Auszuführende Schritte:
1. Beantworten Sie anhand des Auszugs über die Rangordnungsanmerkung nach dem WEG 2002 die folgenden Fragen:
(a) Wie wird der Revisionsrekurs der Antragstellerin beurteilt?
(b) Auf wessen Antrag ist die unbefristete Rangordnung nach § 42 Abs 1 WEG 2002 anzumerken?
(c) Was können Wohnungseigentumsbewerber nach Z 2 verlangen?
2. Setzen Sie den Auszug über die Rangordnungsanmerkung nach dem WEG 2002 im Anschluss an seinen letzten Satz fort.
------ Auszug ------
Rechtliche Beurteilung

Der Revisionsrekurs der Antragstellerin ist zulässig, aber im Ergebnis nicht berechtigt.

1.1. Ist auf einer Liegenschaft zumindest eine Anmerkung der Einräumung von Wohnungseigentum (§ 40 Abs 2 WEG 2002) eingetragen oder das Miteigentum an einem Anteil aufgrund eines Vertrags einverleibt, der Anspruch auf eine derartige Anmerkung gibt, so ist gemäß § 42 Abs 1 WEG 2002 auf Antrag des nach § 12 BTVG bestellten Treuhänders im Grundbuch die unbefristete Rangordnung für die beabsichtigte Einräumung von Wohnungseigentum anzumerken. In dieser Anmerkung ist der Treuhänder anzugeben. Eine solche Anmerkung liegt hier vor.

1.2. Nach § 42 Abs 2 WEG 2002 hat die Anmerkung folgende Rechtswirkungen:

Z 1: Soweit für wohnungseigentumstaugliche Objekte noch keine Wohnungseigentumsbewerber vorhanden sind, übt der Treuhänder die Rechte aus, die Wohnungseigentumsbewerbern nach § 41 Abs 2 WEG 2002 und § 44 WEG 2002 zustehen würden.

Z 2: Wohnungseigentumsbewerber können die Anmerkung der Einräumung von Wohnungseigentum im Rang der Anmerkung der Rangordnung verlangen.

1.3. Gemäß § 42 Abs 3 WEG 2002 kann die Anmerkung nur auf Antrag des Treuhänders gelöscht werden. Eine Bauträgeranmerkung nach § 42 Abs 4 WEG 2002 liegt hier nicht vor.
------ Datensätze ------
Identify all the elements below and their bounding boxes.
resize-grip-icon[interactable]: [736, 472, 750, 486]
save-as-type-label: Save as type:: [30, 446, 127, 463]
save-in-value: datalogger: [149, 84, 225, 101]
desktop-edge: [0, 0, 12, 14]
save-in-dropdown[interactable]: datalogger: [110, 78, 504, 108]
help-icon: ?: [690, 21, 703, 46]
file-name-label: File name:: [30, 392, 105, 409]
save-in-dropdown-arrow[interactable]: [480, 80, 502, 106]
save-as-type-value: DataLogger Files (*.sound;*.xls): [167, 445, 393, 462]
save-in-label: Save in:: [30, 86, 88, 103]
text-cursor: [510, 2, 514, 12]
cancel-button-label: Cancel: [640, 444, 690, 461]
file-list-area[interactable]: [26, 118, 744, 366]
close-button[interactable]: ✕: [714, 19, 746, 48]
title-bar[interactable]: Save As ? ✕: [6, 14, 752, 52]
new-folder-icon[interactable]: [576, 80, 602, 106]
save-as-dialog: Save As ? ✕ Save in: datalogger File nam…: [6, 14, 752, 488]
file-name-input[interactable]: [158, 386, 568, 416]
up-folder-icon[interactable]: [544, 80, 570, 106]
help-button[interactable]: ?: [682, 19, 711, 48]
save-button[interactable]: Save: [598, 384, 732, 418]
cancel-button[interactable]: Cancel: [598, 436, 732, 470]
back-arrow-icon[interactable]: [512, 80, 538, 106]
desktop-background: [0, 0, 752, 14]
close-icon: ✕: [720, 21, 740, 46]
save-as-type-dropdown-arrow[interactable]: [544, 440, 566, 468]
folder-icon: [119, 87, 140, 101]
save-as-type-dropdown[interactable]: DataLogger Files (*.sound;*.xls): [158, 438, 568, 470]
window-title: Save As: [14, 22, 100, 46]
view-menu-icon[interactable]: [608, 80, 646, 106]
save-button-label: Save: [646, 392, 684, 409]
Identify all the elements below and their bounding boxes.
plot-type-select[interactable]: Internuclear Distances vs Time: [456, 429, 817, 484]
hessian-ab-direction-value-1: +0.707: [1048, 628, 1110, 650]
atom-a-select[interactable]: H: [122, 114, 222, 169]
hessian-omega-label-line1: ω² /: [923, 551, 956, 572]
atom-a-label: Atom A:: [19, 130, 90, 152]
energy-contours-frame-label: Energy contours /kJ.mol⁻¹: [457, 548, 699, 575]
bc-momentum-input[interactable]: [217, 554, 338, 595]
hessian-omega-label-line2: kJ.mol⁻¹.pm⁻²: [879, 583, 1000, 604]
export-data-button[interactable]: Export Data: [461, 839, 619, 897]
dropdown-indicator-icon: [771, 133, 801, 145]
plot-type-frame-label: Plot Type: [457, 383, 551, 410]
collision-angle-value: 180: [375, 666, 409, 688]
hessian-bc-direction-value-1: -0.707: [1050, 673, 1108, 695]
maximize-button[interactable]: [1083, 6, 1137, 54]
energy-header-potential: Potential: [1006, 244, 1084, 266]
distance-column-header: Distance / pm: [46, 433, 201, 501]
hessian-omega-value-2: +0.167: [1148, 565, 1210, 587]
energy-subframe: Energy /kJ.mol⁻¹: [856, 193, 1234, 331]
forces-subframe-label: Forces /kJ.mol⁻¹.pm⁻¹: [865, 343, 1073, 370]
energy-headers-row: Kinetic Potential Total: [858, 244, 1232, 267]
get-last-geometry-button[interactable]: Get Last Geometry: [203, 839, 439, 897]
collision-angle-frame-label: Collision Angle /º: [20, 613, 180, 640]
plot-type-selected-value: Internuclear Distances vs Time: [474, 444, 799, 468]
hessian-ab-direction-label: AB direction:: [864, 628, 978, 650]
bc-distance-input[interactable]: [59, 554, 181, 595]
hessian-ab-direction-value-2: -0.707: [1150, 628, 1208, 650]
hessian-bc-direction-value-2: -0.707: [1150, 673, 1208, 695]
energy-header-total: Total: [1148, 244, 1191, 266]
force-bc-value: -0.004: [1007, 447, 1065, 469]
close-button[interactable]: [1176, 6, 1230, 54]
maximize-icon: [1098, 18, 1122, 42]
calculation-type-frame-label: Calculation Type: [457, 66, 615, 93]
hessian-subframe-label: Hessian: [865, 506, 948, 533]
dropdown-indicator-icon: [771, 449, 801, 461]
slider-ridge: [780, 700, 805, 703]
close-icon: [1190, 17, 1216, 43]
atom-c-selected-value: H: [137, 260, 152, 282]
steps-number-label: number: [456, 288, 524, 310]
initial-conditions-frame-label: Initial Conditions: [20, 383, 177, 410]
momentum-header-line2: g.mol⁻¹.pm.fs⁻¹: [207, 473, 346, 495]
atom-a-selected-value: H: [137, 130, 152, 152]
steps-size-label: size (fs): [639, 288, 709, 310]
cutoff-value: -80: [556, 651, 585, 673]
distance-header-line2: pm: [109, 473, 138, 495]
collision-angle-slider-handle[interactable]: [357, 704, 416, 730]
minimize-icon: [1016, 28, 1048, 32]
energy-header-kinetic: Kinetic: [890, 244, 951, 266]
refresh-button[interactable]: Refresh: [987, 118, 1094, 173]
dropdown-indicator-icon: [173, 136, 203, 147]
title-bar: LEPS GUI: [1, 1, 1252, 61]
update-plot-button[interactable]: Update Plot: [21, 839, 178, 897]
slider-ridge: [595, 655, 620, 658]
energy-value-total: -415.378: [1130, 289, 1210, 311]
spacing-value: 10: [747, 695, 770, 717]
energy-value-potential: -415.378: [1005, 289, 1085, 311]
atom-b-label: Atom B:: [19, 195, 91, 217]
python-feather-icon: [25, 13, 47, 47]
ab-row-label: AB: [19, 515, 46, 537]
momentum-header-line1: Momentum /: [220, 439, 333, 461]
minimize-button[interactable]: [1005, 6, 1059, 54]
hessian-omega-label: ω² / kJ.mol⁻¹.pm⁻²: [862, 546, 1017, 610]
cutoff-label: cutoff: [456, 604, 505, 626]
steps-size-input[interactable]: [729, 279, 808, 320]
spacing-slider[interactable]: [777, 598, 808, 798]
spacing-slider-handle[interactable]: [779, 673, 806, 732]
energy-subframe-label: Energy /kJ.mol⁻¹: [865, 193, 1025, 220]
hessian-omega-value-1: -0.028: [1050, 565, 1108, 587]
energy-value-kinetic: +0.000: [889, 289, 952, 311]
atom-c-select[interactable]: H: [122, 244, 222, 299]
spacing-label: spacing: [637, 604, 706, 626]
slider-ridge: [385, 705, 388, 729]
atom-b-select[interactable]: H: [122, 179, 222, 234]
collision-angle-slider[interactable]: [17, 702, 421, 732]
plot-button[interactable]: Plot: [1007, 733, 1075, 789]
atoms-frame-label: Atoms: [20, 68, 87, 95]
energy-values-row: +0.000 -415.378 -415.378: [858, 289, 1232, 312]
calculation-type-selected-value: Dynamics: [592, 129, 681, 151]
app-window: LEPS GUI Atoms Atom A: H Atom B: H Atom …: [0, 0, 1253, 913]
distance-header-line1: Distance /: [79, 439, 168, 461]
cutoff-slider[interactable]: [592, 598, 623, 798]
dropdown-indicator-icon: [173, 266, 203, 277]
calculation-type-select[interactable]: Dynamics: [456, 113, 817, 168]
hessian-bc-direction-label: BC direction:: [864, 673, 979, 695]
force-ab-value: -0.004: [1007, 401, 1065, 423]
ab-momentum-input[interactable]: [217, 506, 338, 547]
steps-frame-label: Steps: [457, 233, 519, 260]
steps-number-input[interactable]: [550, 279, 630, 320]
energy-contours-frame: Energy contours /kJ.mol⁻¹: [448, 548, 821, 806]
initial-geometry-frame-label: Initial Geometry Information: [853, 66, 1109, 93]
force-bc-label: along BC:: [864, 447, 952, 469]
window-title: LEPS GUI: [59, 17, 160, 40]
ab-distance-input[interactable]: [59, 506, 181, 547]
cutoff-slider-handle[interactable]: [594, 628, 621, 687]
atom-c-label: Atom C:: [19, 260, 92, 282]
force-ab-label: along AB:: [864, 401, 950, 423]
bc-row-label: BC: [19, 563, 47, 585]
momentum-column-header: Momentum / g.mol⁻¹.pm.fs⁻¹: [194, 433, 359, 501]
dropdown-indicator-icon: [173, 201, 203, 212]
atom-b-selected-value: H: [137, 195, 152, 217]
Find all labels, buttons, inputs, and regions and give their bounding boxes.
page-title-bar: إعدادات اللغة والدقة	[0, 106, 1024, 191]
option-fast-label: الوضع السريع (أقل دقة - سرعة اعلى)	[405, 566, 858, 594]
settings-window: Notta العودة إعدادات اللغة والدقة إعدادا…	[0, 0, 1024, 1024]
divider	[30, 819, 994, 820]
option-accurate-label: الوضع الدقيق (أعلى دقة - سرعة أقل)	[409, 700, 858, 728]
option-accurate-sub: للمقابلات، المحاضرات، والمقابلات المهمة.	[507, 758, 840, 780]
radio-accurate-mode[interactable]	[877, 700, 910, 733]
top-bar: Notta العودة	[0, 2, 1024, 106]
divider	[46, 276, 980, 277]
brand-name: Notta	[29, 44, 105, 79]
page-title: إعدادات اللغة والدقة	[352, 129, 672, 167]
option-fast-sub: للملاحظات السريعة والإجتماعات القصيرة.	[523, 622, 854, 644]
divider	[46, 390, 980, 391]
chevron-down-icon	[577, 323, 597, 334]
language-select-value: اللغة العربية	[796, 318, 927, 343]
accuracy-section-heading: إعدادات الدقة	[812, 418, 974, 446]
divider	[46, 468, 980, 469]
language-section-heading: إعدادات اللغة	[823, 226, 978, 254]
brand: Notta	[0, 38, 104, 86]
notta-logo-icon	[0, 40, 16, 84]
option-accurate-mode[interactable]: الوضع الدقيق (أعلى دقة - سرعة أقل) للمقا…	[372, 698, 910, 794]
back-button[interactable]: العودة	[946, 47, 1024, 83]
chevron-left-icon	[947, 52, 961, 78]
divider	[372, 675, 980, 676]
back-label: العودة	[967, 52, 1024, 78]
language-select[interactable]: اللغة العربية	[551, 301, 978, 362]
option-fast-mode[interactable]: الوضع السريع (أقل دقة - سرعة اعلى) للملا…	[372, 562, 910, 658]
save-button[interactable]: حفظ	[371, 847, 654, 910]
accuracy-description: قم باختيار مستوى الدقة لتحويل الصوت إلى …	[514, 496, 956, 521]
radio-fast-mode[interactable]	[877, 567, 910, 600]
------
Antworten:
1.
(a) Er ist zulässig, aber im Ergebnis nicht berechtigt.
(b) Auf Antrag des nach § 12 BTVG bestellten Treuhänders.
(c) Die Anmerkung der Einräumung von Wohnungseigentum im Rang der Anmerkung der Rangordnung.

2.
2. Die im Gesetz beschriebenen Rechtsfolgen einer auf § 42 Abs 1 WEG 2002 beruhenden Anmerkung der Rangordnung für die beabsichtigte Einräumung von Wohnungseigentum zeigen, dass diese der Sicherung der Rechte der (potenziellen) Wohnungseigentumsbewerber gegenüber dem Bauträger dient (5 Ob 219/13m). Aus der gesetzlichen Regelung, wonach eine Löschung der Anmerkung nach § 42 Abs 1 WEG 2002, die zugunsten eines nach § 12 BTVG bestellten Treuhänders erwirkt wurde, lediglich aufgrund eines Antrags des Treuhänders möglich ist, folgt, dass diesem bei der Wahrnehmung der aus der Anmerkung resultierenden Befugnisse die grundsätzlich allein entscheidende Schlüsselposition zukommt (vgl Vonkilch in Hausmann/Vonkilch, Österreichisches Wohnrecht, § 42 WEG Rz 9), wie sie ihm auch von der Antragstellerin in ihrem Revisionsrekurs zugeschrieben wird. Jedenfalls ist der Liegenschaftseigentümer (Bauträger) ‑ vom hier nicht vorliegenden Fall des § 42 Abs 4 WEG 2002 abgesehen ‑ nicht zur Disposition über eine Anmerkung nach § 42 Abs 1 WEG 2002 befugt. Schon mangels Antragslegitimation der hier allein antragstellenden Hälfteeigentümerin der Liegenschaft erweist sich daher die (Bestätigung der) Gesuchsabweisung durch die Vorinstanzen im Ergebnis als zutreffend.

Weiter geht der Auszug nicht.